* To do
Exclude the pictures; give every entry again exactly as written.

************

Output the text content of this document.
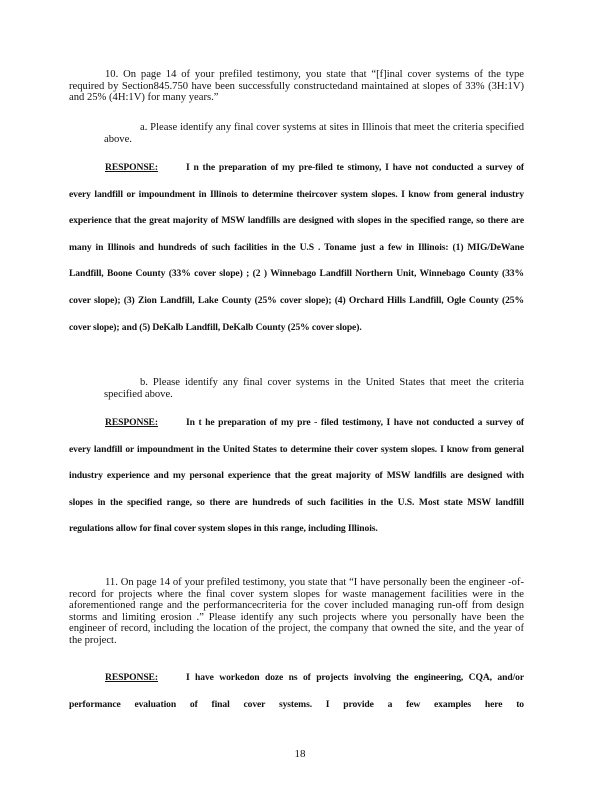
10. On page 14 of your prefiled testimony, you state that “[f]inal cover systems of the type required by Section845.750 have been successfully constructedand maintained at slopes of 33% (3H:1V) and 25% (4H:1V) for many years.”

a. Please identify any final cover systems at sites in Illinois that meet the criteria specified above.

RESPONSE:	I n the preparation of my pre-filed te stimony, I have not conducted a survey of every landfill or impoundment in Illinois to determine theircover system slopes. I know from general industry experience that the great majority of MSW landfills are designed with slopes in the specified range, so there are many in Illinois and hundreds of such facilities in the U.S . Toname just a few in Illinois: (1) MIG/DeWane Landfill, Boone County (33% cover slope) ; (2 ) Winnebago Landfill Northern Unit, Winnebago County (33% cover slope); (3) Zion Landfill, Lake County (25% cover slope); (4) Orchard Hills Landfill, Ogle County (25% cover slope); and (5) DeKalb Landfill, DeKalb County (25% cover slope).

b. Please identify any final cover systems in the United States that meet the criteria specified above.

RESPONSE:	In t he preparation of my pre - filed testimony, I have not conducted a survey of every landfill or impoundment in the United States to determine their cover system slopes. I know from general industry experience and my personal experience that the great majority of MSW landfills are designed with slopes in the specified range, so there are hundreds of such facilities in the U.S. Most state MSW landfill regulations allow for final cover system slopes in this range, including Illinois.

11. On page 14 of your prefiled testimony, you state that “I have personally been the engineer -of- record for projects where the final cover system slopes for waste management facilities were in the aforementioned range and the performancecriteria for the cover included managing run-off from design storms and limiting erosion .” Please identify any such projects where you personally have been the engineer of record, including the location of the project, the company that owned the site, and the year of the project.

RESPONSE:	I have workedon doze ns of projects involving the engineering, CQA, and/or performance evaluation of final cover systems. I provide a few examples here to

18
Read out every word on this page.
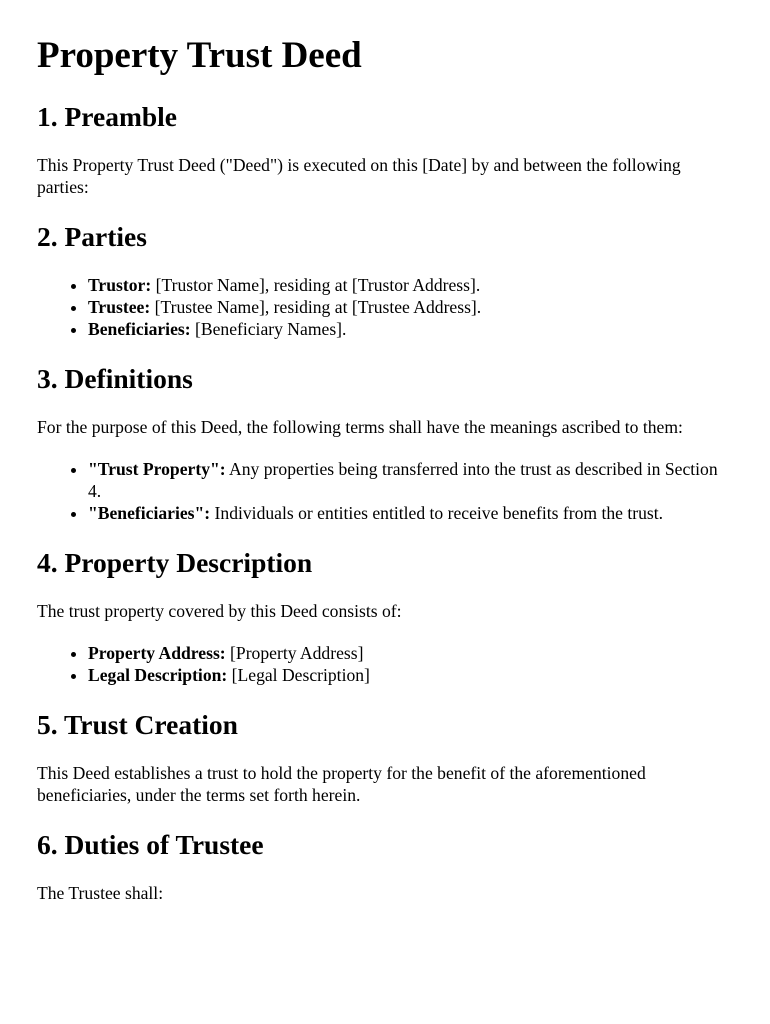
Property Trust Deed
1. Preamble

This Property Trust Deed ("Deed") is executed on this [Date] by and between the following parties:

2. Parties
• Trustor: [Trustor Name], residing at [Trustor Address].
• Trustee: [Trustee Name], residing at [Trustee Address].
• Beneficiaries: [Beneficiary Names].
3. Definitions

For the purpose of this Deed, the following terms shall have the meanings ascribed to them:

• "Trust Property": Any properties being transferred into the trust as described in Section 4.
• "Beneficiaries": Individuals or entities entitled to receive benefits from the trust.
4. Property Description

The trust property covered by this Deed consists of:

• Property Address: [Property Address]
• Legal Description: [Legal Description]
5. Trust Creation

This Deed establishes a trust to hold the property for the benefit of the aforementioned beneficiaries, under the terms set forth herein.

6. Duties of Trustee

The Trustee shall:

************

* Exercise result
Output the text content of this document.
10. On page 14 of your prefiled testimony, you state that “[f]inal cover systems of the type required by Section845.750 have been successfully constructedand maintained at slopes of 33% (3H:1V) and 25% (4H:1V) for many years.”

a. Please identify any final cover systems at sites in Illinois that meet the criteria specified above.

RESPONSE:	I n the preparation of my pre-filed te stimony, I have not conducted a survey of every landfill or impoundment in Illinois to determine theircover system slopes. I know from general industry experience that the great majority of MSW landfills are designed with slopes in the specified range, so there are many in Illinois and hundreds of such facilities in the U.S . Toname just a few in Illinois: (1) MIG/DeWane Landfill, Boone County (33% cover slope) ; (2 ) Winnebago Landfill Northern Unit, Winnebago County (33% cover slope); (3) Zion Landfill, Lake County (25% cover slope); (4) Orchard Hills Landfill, Ogle County (25% cover slope); and (5) DeKalb Landfill, DeKalb County (25% cover slope).

b. Please identify any final cover systems in the United States that meet the criteria specified above.

RESPONSE:	In t he preparation of my pre - filed testimony, I have not conducted a survey of every landfill or impoundment in the United States to determine their cover system slopes. I know from general industry experience and my personal experience that the great majority of MSW landfills are designed with slopes in the specified range, so there are hundreds of such facilities in the U.S. Most state MSW landfill regulations allow for final cover system slopes in this range, including Illinois.

11. On page 14 of your prefiled testimony, you state that “I have personally been the engineer -of- record for projects where the final cover system slopes for waste management facilities were in the aforementioned range and the performancecriteria for the cover included managing run-off from design storms and limiting erosion .” Please identify any such projects where you personally have been the engineer of record, including the location of the project, the company that owned the site, and the year of the project.

RESPONSE:	I have workedon doze ns of projects involving the engineering, CQA, and/or performance evaluation of final cover systems. I provide a few examples here to

18
Read out every word on this page.
Property Trust Deed
1. Preamble

This Property Trust Deed ("Deed") is executed on this [Date] by and between the following parties:

2. Parties
• Trustor: [Trustor Name], residing at [Trustor Address].
• Trustee: [Trustee Name], residing at [Trustee Address].
• Beneficiaries: [Beneficiary Names].
3. Definitions

For the purpose of this Deed, the following terms shall have the meanings ascribed to them:

• "Trust Property": Any properties being transferred into the trust as described in Section 4.
• "Beneficiaries": Individuals or entities entitled to receive benefits from the trust.
4. Property Description

The trust property covered by this Deed consists of:

• Property Address: [Property Address]
• Legal Description: [Legal Description]
5. Trust Creation

This Deed establishes a trust to hold the property for the benefit of the aforementioned beneficiaries, under the terms set forth herein.

6. Duties of Trustee

The Trustee shall:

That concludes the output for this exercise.